**Written instruction**. Output every entry exactly, from the first line to the last.

**Supplied records**.
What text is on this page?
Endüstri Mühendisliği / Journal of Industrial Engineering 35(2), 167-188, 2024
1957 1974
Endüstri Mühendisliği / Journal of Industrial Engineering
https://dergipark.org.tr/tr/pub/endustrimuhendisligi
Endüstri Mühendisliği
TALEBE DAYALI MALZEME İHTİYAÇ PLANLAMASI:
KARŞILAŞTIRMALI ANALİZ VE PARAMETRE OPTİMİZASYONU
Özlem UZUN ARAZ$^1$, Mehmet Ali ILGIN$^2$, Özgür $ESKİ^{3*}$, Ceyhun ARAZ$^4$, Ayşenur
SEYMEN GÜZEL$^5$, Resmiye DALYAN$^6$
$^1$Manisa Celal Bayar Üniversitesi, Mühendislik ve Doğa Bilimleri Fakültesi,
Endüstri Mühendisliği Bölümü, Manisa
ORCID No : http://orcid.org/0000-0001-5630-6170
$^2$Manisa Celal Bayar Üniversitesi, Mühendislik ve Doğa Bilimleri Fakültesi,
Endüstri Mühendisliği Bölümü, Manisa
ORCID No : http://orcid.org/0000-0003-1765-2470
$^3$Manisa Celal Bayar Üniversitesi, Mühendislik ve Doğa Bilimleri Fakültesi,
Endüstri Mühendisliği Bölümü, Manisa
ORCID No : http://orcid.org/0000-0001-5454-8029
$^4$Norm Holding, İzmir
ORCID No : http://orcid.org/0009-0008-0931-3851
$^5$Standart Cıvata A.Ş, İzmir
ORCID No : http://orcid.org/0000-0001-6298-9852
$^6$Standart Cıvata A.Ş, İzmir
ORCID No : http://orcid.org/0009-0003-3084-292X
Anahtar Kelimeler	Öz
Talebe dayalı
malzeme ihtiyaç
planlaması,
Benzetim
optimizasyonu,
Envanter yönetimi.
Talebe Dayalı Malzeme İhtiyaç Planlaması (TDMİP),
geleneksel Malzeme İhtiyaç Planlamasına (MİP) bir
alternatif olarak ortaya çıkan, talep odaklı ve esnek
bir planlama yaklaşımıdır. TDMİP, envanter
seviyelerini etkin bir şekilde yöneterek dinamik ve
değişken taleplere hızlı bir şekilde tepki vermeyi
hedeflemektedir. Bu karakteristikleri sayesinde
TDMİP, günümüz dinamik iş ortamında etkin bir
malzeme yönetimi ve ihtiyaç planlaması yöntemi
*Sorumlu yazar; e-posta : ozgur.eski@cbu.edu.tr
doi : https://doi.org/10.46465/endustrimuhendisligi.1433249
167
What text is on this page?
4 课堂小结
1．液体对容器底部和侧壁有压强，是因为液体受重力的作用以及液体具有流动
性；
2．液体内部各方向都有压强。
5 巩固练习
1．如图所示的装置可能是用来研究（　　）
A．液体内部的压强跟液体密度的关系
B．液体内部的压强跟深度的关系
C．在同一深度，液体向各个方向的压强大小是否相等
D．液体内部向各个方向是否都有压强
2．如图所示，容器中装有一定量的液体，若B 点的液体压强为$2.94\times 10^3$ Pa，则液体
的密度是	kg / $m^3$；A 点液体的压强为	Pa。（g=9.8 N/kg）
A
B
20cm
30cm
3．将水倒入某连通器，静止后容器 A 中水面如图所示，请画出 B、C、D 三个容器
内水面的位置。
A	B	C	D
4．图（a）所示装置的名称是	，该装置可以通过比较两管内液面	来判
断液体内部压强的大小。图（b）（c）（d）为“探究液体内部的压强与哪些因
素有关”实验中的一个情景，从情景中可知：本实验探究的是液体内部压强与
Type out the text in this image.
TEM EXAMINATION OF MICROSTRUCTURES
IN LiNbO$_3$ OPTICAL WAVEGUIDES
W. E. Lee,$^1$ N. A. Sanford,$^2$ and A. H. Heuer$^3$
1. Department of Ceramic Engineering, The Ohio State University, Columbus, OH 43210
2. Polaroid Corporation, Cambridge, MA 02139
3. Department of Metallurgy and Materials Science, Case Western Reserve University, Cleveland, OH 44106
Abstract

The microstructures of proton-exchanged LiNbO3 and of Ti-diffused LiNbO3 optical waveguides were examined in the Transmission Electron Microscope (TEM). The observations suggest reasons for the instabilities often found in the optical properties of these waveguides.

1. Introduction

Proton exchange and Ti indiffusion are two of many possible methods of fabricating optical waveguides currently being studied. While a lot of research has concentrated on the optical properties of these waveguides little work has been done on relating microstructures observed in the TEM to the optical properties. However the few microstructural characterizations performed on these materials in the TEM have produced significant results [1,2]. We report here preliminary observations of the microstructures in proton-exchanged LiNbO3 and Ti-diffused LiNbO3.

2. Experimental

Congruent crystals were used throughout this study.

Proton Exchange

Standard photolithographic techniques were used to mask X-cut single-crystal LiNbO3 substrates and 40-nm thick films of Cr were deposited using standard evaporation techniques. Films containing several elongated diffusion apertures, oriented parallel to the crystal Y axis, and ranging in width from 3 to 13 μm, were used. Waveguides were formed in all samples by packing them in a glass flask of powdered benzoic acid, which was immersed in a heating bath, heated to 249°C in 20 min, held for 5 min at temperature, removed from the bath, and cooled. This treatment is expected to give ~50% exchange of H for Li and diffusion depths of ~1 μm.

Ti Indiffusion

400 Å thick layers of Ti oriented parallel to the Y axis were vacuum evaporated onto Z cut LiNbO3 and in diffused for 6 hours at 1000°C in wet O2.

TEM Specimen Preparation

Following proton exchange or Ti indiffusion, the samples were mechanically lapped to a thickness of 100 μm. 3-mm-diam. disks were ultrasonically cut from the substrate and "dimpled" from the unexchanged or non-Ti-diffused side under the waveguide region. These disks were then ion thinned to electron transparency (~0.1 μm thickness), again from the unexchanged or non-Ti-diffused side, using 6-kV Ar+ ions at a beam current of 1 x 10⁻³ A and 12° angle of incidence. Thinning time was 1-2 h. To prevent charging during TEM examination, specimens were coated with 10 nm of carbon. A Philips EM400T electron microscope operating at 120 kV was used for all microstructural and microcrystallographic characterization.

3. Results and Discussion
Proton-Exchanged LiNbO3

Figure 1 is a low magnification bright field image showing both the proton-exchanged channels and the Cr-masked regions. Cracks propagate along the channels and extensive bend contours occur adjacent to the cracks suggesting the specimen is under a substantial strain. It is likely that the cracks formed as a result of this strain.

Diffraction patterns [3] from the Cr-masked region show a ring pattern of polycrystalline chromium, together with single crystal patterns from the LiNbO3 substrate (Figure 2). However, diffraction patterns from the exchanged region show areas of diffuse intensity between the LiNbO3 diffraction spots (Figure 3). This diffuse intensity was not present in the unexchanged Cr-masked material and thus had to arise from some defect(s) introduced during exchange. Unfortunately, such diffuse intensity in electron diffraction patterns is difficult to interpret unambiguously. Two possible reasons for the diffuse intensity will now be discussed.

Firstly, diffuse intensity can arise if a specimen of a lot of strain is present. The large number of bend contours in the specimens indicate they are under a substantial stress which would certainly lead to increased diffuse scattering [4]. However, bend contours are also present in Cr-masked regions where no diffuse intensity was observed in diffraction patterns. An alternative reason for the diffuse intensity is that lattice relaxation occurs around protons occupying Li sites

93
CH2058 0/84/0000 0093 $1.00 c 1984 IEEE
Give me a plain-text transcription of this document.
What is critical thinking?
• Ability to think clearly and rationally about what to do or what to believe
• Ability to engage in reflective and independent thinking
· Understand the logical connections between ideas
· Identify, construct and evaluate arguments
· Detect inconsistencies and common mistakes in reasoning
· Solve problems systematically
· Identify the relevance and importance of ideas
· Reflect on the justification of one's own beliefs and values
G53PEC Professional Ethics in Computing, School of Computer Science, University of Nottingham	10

**Response**.
What text is on this page?
Endüstri Mühendisliği / Journal of Industrial Engineering 35(2), 167-188, 2024
1957 1974
Endüstri Mühendisliği / Journal of Industrial Engineering
https://dergipark.org.tr/tr/pub/endustrimuhendisligi
Endüstri Mühendisliği
TALEBE DAYALI MALZEME İHTİYAÇ PLANLAMASI:
KARŞILAŞTIRMALI ANALİZ VE PARAMETRE OPTİMİZASYONU
Özlem UZUN ARAZ$^1$, Mehmet Ali ILGIN$^2$, Özgür $ESKİ^{3*}$, Ceyhun ARAZ$^4$, Ayşenur
SEYMEN GÜZEL$^5$, Resmiye DALYAN$^6$
$^1$Manisa Celal Bayar Üniversitesi, Mühendislik ve Doğa Bilimleri Fakültesi,
Endüstri Mühendisliği Bölümü, Manisa
ORCID No : http://orcid.org/0000-0001-5630-6170
$^2$Manisa Celal Bayar Üniversitesi, Mühendislik ve Doğa Bilimleri Fakültesi,
Endüstri Mühendisliği Bölümü, Manisa
ORCID No : http://orcid.org/0000-0003-1765-2470
$^3$Manisa Celal Bayar Üniversitesi, Mühendislik ve Doğa Bilimleri Fakültesi,
Endüstri Mühendisliği Bölümü, Manisa
ORCID No : http://orcid.org/0000-0001-5454-8029
$^4$Norm Holding, İzmir
ORCID No : http://orcid.org/0009-0008-0931-3851
$^5$Standart Cıvata A.Ş, İzmir
ORCID No : http://orcid.org/0000-0001-6298-9852
$^6$Standart Cıvata A.Ş, İzmir
ORCID No : http://orcid.org/0009-0003-3084-292X
Anahtar Kelimeler	Öz
Talebe dayalı
malzeme ihtiyaç
planlaması,
Benzetim
optimizasyonu,
Envanter yönetimi.
Talebe Dayalı Malzeme İhtiyaç Planlaması (TDMİP),
geleneksel Malzeme İhtiyaç Planlamasına (MİP) bir
alternatif olarak ortaya çıkan, talep odaklı ve esnek
bir planlama yaklaşımıdır. TDMİP, envanter
seviyelerini etkin bir şekilde yöneterek dinamik ve
değişken taleplere hızlı bir şekilde tepki vermeyi
hedeflemektedir. Bu karakteristikleri sayesinde
TDMİP, günümüz dinamik iş ortamında etkin bir
malzeme yönetimi ve ihtiyaç planlaması yöntemi
*Sorumlu yazar; e-posta : ozgur.eski@cbu.edu.tr
doi : https://doi.org/10.46465/endustrimuhendisligi.1433249
167
What text is on this page?
4 课堂小结
1．液体对容器底部和侧壁有压强，是因为液体受重力的作用以及液体具有流动
性；
2．液体内部各方向都有压强。
5 巩固练习
1．如图所示的装置可能是用来研究（　　）
A．液体内部的压强跟液体密度的关系
B．液体内部的压强跟深度的关系
C．在同一深度，液体向各个方向的压强大小是否相等
D．液体内部向各个方向是否都有压强
2．如图所示，容器中装有一定量的液体，若B 点的液体压强为$2.94\times 10^3$ Pa，则液体
的密度是	kg / $m^3$；A 点液体的压强为	Pa。（g=9.8 N/kg）
A
B
20cm
30cm
3．将水倒入某连通器，静止后容器 A 中水面如图所示，请画出 B、C、D 三个容器
内水面的位置。
A	B	C	D
4．图（a）所示装置的名称是	，该装置可以通过比较两管内液面	来判
断液体内部压强的大小。图（b）（c）（d）为“探究液体内部的压强与哪些因
素有关”实验中的一个情景，从情景中可知：本实验探究的是液体内部压强与
Type out the text in this image.
TEM EXAMINATION OF MICROSTRUCTURES
IN LiNbO$_3$ OPTICAL WAVEGUIDES
W. E. Lee,$^1$ N. A. Sanford,$^2$ and A. H. Heuer$^3$
1. Department of Ceramic Engineering, The Ohio State University, Columbus, OH 43210
2. Polaroid Corporation, Cambridge, MA 02139
3. Department of Metallurgy and Materials Science, Case Western Reserve University, Cleveland, OH 44106
Abstract

The microstructures of proton-exchanged LiNbO3 and of Ti-diffused LiNbO3 optical waveguides were examined in the Transmission Electron Microscope (TEM). The observations suggest reasons for the instabilities often found in the optical properties of these waveguides.

1. Introduction

Proton exchange and Ti indiffusion are two of many possible methods of fabricating optical waveguides currently being studied. While a lot of research has concentrated on the optical properties of these waveguides little work has been done on relating microstructures observed in the TEM to the optical properties. However the few microstructural characterizations performed on these materials in the TEM have produced significant results [1,2]. We report here preliminary observations of the microstructures in proton-exchanged LiNbO3 and Ti-diffused LiNbO3.

2. Experimental

Congruent crystals were used throughout this study.

Proton Exchange

Standard photolithographic techniques were used to mask X-cut single-crystal LiNbO3 substrates and 40-nm thick films of Cr were deposited using standard evaporation techniques. Films containing several elongated diffusion apertures, oriented parallel to the crystal Y axis, and ranging in width from 3 to 13 μm, were used. Waveguides were formed in all samples by packing them in a glass flask of powdered benzoic acid, which was immersed in a heating bath, heated to 249°C in 20 min, held for 5 min at temperature, removed from the bath, and cooled. This treatment is expected to give ~50% exchange of H for Li and diffusion depths of ~1 μm.

Ti Indiffusion

400 Å thick layers of Ti oriented parallel to the Y axis were vacuum evaporated onto Z cut LiNbO3 and in diffused for 6 hours at 1000°C in wet O2.

TEM Specimen Preparation

Following proton exchange or Ti indiffusion, the samples were mechanically lapped to a thickness of 100 μm. 3-mm-diam. disks were ultrasonically cut from the substrate and "dimpled" from the unexchanged or non-Ti-diffused side under the waveguide region. These disks were then ion thinned to electron transparency (~0.1 μm thickness), again from the unexchanged or non-Ti-diffused side, using 6-kV Ar+ ions at a beam current of 1 x 10⁻³ A and 12° angle of incidence. Thinning time was 1-2 h. To prevent charging during TEM examination, specimens were coated with 10 nm of carbon. A Philips EM400T electron microscope operating at 120 kV was used for all microstructural and microcrystallographic characterization.

3. Results and Discussion
Proton-Exchanged LiNbO3

Figure 1 is a low magnification bright field image showing both the proton-exchanged channels and the Cr-masked regions. Cracks propagate along the channels and extensive bend contours occur adjacent to the cracks suggesting the specimen is under a substantial strain. It is likely that the cracks formed as a result of this strain.

Diffraction patterns [3] from the Cr-masked region show a ring pattern of polycrystalline chromium, together with single crystal patterns from the LiNbO3 substrate (Figure 2). However, diffraction patterns from the exchanged region show areas of diffuse intensity between the LiNbO3 diffraction spots (Figure 3). This diffuse intensity was not present in the unexchanged Cr-masked material and thus had to arise from some defect(s) introduced during exchange. Unfortunately, such diffuse intensity in electron diffraction patterns is difficult to interpret unambiguously. Two possible reasons for the diffuse intensity will now be discussed.

Firstly, diffuse intensity can arise if a specimen of a lot of strain is present. The large number of bend contours in the specimens indicate they are under a substantial stress which would certainly lead to increased diffuse scattering [4]. However, bend contours are also present in Cr-masked regions where no diffuse intensity was observed in diffraction patterns. An alternative reason for the diffuse intensity is that lattice relaxation occurs around protons occupying Li sites

93
CH2058 0/84/0000 0093 $1.00 c 1984 IEEE
Give me a plain-text transcription of this document.
What is critical thinking?
• Ability to think clearly and rationally about what to do or what to believe
• Ability to engage in reflective and independent thinking
· Understand the logical connections between ideas
· Identify, construct and evaluate arguments
· Detect inconsistencies and common mistakes in reasoning
· Solve problems systematically
· Identify the relevance and importance of ideas
· Reflect on the justification of one's own beliefs and values
G53PEC Professional Ethics in Computing, School of Computer Science, University of Nottingham	10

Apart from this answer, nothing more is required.